→ **Task statement**: Gather all lines containing the string "二胡属于" and copy them out.

##### Entries

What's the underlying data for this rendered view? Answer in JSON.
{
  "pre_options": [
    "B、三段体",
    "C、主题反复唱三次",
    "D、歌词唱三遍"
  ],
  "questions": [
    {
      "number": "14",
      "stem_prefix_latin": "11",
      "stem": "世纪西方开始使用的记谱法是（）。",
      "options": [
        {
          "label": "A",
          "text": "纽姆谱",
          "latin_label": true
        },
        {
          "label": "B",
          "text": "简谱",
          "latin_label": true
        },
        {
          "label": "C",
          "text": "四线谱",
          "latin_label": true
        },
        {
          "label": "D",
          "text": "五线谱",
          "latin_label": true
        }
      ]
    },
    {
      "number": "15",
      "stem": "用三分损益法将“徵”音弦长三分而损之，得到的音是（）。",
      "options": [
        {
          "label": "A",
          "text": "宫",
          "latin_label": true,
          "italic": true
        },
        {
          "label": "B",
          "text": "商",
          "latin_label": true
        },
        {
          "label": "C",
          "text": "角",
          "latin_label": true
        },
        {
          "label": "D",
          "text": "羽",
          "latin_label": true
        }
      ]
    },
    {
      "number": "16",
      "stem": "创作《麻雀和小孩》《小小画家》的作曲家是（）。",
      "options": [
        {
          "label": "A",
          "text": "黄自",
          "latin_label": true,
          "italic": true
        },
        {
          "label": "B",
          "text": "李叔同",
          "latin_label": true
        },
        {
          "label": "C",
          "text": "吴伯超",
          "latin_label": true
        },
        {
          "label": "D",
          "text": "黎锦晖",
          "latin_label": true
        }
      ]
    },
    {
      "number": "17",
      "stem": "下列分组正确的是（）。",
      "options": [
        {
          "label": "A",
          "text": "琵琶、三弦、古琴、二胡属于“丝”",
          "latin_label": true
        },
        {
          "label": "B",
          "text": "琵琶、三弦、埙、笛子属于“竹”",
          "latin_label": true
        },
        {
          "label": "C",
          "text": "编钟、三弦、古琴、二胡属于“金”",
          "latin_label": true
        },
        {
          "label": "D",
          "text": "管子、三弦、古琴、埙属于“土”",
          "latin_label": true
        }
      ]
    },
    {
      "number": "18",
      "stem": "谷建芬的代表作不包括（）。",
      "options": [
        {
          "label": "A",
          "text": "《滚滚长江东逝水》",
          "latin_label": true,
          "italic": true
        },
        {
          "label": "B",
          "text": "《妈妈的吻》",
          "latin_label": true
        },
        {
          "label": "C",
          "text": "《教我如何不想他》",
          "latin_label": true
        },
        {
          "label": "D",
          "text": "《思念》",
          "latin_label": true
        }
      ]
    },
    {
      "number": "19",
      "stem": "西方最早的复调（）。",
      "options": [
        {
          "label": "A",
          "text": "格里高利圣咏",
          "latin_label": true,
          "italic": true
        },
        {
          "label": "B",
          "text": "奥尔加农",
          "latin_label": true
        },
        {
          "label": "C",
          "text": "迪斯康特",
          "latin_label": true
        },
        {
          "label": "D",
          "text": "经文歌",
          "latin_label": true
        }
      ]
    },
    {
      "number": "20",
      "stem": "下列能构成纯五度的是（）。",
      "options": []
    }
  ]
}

##########

→ **Expected answer**:
          "text": "琵琶、三弦、古琴、二胡属于“丝”",
          "text": "编钟、三弦、古琴、二胡属于“金”",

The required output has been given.